◆ **SET PROBLEM**
Repeat the records word for word, excluding any picture.
___ SOURCE DATA ___
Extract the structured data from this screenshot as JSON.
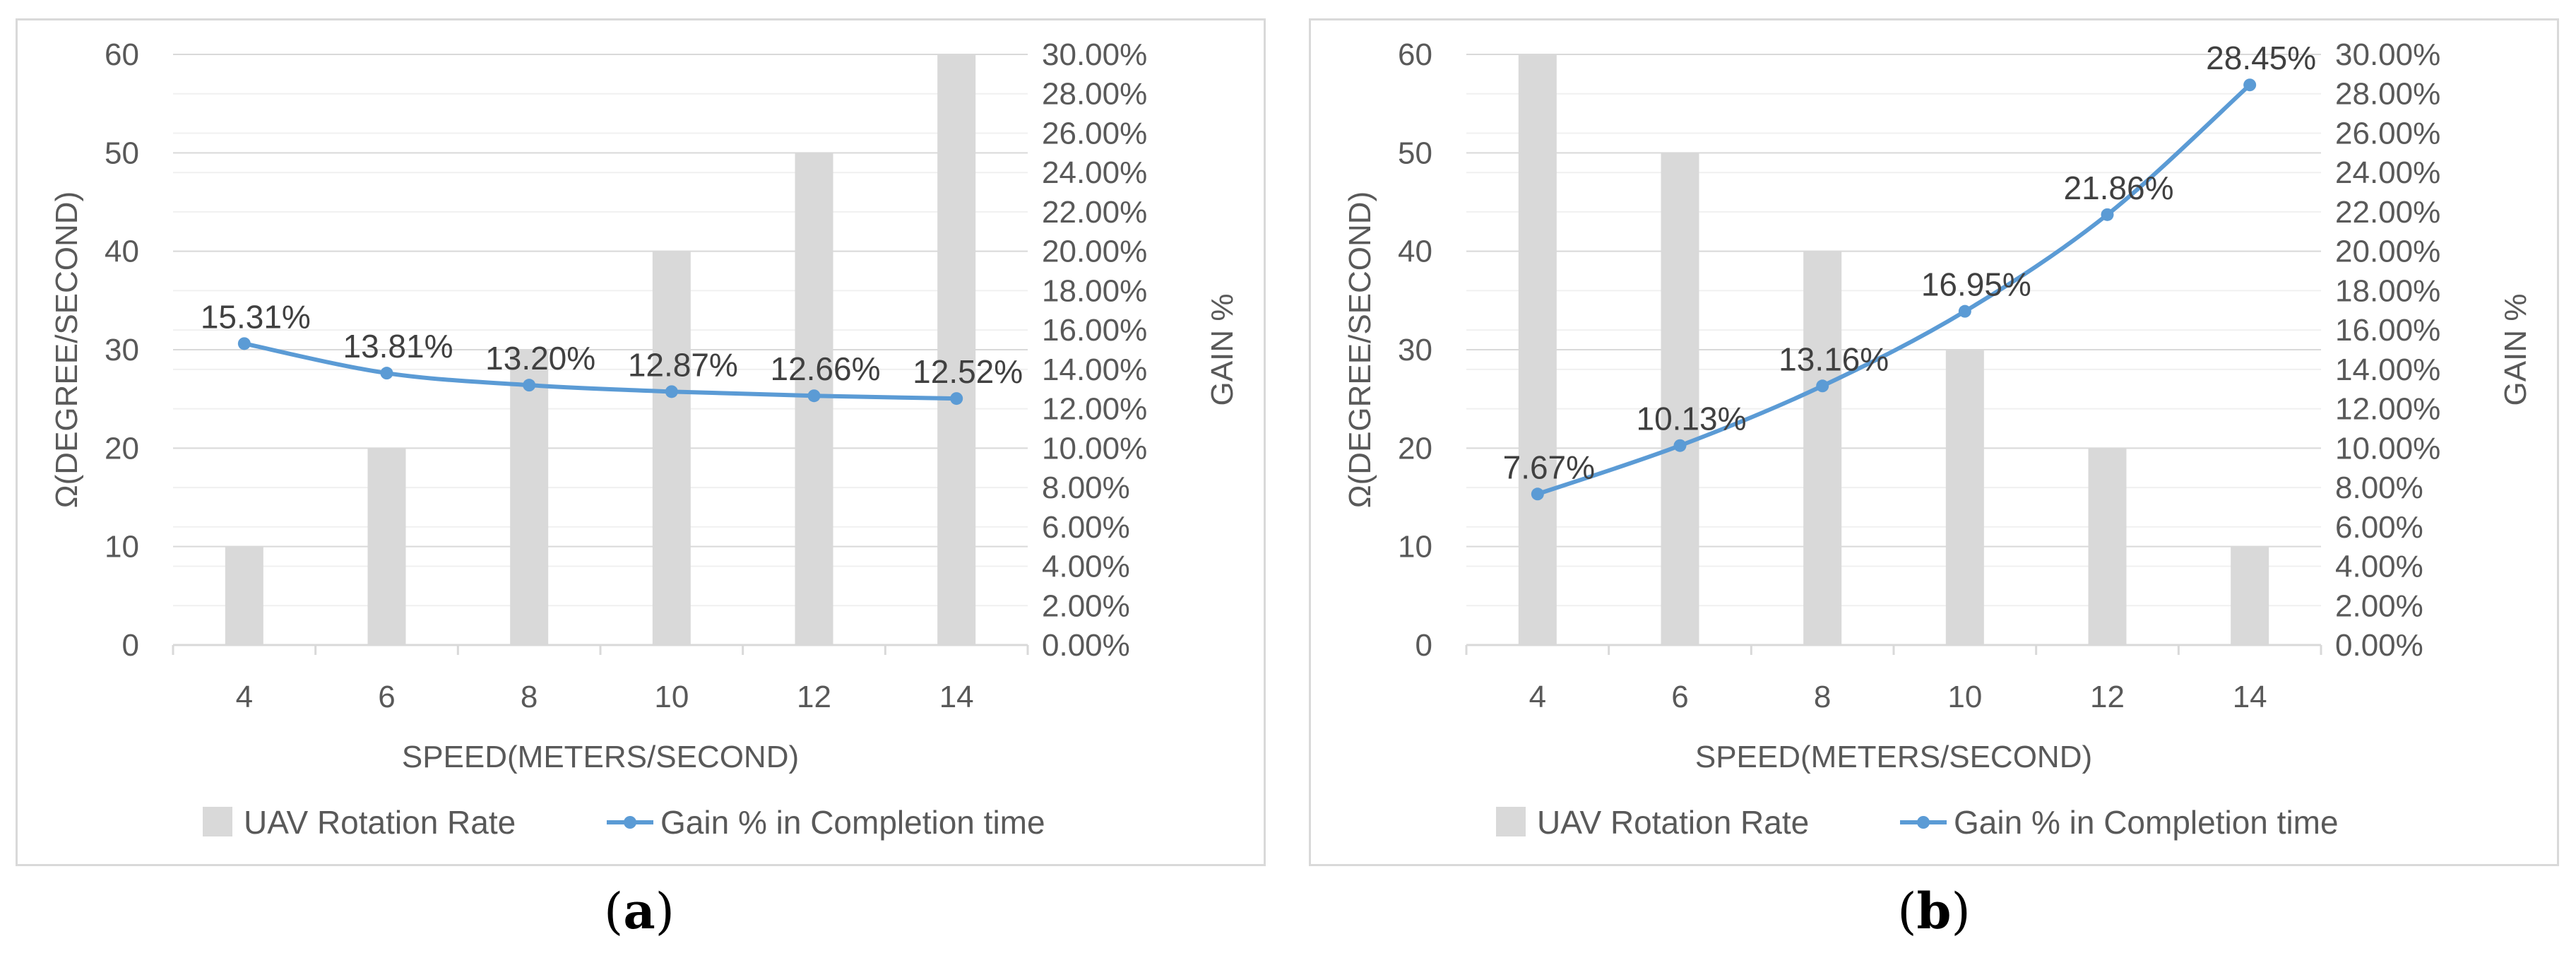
{
  "chart_data": [
    {
      "type": "bar+line",
      "categories": [
        "4",
        "6",
        "8",
        "10",
        "12",
        "14"
      ],
      "series": [
        {
          "name": "UAV Rotation Rate",
          "type": "bar",
          "axis": "left",
          "values": [
            10,
            20,
            30,
            40,
            50,
            60
          ]
        },
        {
          "name": "Gain % in Completion time",
          "type": "line",
          "axis": "right",
          "values": [
            15.31,
            13.81,
            13.2,
            12.87,
            12.66,
            12.52
          ]
        }
      ],
      "data_labels": [
        "15.31%",
        "13.81%",
        "13.20%",
        "12.87%",
        "12.66%",
        "12.52%"
      ],
      "xlabel": "SPEED(METERS/SECOND)",
      "ylabel": "Ω(DEGREE/SECOND)",
      "y2label": "GAIN %",
      "ylim": [
        0,
        60
      ],
      "y_ticks": [
        "0",
        "10",
        "20",
        "30",
        "40",
        "50",
        "60"
      ],
      "y2lim": [
        0,
        30
      ],
      "y2_ticks": [
        "0.00%",
        "2.00%",
        "4.00%",
        "6.00%",
        "8.00%",
        "10.00%",
        "12.00%",
        "14.00%",
        "16.00%",
        "18.00%",
        "20.00%",
        "22.00%",
        "24.00%",
        "26.00%",
        "28.00%",
        "30.00%"
      ],
      "grid": true,
      "legend": "bottom",
      "colors": {
        "bar": "#d9d9d9",
        "line": "#5b9bd5"
      }
    },
    {
      "type": "bar+line",
      "categories": [
        "4",
        "6",
        "8",
        "10",
        "12",
        "14"
      ],
      "series": [
        {
          "name": "UAV Rotation Rate",
          "type": "bar",
          "axis": "left",
          "values": [
            60,
            50,
            40,
            30,
            20,
            10
          ]
        },
        {
          "name": "Gain % in Completion time",
          "type": "line",
          "axis": "right",
          "values": [
            7.67,
            10.13,
            13.16,
            16.95,
            21.86,
            28.45
          ]
        }
      ],
      "data_labels": [
        "7.67%",
        "10.13%",
        "13.16%",
        "16.95%",
        "21.86%",
        "28.45%"
      ],
      "xlabel": "SPEED(METERS/SECOND)",
      "ylabel": "Ω(DEGREE/SECOND)",
      "y2label": "GAIN %",
      "ylim": [
        0,
        60
      ],
      "y_ticks": [
        "0",
        "10",
        "20",
        "30",
        "40",
        "50",
        "60"
      ],
      "y2lim": [
        0,
        30
      ],
      "y2_ticks": [
        "0.00%",
        "2.00%",
        "4.00%",
        "6.00%",
        "8.00%",
        "10.00%",
        "12.00%",
        "14.00%",
        "16.00%",
        "18.00%",
        "20.00%",
        "22.00%",
        "24.00%",
        "26.00%",
        "28.00%",
        "30.00%"
      ],
      "grid": true,
      "legend": "bottom",
      "colors": {
        "bar": "#d9d9d9",
        "line": "#5b9bd5"
      }
    }
  ],
  "captions": [
    {
      "letter": "a",
      "open": "(",
      "close": ")"
    },
    {
      "letter": "b",
      "open": "(",
      "close": ")"
    }
  ]
}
___
◆ **TASK ANSWER**
Extract the structured data from this screenshot as JSON.
{
  "chart_data": [
    {
      "type": "bar+line",
      "categories": [
        "4",
        "6",
        "8",
        "10",
        "12",
        "14"
      ],
      "series": [
        {
          "name": "UAV Rotation Rate",
          "type": "bar",
          "axis": "left",
          "values": [
            10,
            20,
            30,
            40,
            50,
            60
          ]
        },
        {
          "name": "Gain % in Completion time",
          "type": "line",
          "axis": "right",
          "values": [
            15.31,
            13.81,
            13.2,
            12.87,
            12.66,
            12.52
          ]
        }
      ],
      "data_labels": [
        "15.31%",
        "13.81%",
        "13.20%",
        "12.87%",
        "12.66%",
        "12.52%"
      ],
      "xlabel": "SPEED(METERS/SECOND)",
      "ylabel": "Ω(DEGREE/SECOND)",
      "y2label": "GAIN %",
      "ylim": [
        0,
        60
      ],
      "y_ticks": [
        "0",
        "10",
        "20",
        "30",
        "40",
        "50",
        "60"
      ],
      "y2lim": [
        0,
        30
      ],
      "y2_ticks": [
        "0.00%",
        "2.00%",
        "4.00%",
        "6.00%",
        "8.00%",
        "10.00%",
        "12.00%",
        "14.00%",
        "16.00%",
        "18.00%",
        "20.00%",
        "22.00%",
        "24.00%",
        "26.00%",
        "28.00%",
        "30.00%"
      ],
      "grid": true,
      "legend": "bottom",
      "colors": {
        "bar": "#d9d9d9",
        "line": "#5b9bd5"
      }
    },
    {
      "type": "bar+line",
      "categories": [
        "4",
        "6",
        "8",
        "10",
        "12",
        "14"
      ],
      "series": [
        {
          "name": "UAV Rotation Rate",
          "type": "bar",
          "axis": "left",
          "values": [
            60,
            50,
            40,
            30,
            20,
            10
          ]
        },
        {
          "name": "Gain % in Completion time",
          "type": "line",
          "axis": "right",
          "values": [
            7.67,
            10.13,
            13.16,
            16.95,
            21.86,
            28.45
          ]
        }
      ],
      "data_labels": [
        "7.67%",
        "10.13%",
        "13.16%",
        "16.95%",
        "21.86%",
        "28.45%"
      ],
      "xlabel": "SPEED(METERS/SECOND)",
      "ylabel": "Ω(DEGREE/SECOND)",
      "y2label": "GAIN %",
      "ylim": [
        0,
        60
      ],
      "y_ticks": [
        "0",
        "10",
        "20",
        "30",
        "40",
        "50",
        "60"
      ],
      "y2lim": [
        0,
        30
      ],
      "y2_ticks": [
        "0.00%",
        "2.00%",
        "4.00%",
        "6.00%",
        "8.00%",
        "10.00%",
        "12.00%",
        "14.00%",
        "16.00%",
        "18.00%",
        "20.00%",
        "22.00%",
        "24.00%",
        "26.00%",
        "28.00%",
        "30.00%"
      ],
      "grid": true,
      "legend": "bottom",
      "colors": {
        "bar": "#d9d9d9",
        "line": "#5b9bd5"
      }
    }
  ],
  "captions": [
    {
      "letter": "a",
      "open": "(",
      "close": ")"
    },
    {
      "letter": "b",
      "open": "(",
      "close": ")"
    }
  ]
}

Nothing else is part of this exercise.